Collect all lines containing the word "content" from the data.
<<<<
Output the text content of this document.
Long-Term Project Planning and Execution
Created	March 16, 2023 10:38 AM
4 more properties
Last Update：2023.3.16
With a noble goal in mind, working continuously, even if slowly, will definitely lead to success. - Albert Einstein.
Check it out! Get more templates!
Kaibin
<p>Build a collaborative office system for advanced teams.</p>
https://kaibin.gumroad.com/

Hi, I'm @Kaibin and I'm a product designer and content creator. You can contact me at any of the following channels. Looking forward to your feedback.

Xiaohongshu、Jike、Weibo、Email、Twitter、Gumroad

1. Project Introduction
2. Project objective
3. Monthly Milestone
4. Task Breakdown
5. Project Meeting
>>>>
ANSWER TO THE TASK:
Output the text content of this document.
Hi, I'm @Kaibin and I'm a product designer and content creator. You can contact me at any of the following channels. Looking forward to your feedback.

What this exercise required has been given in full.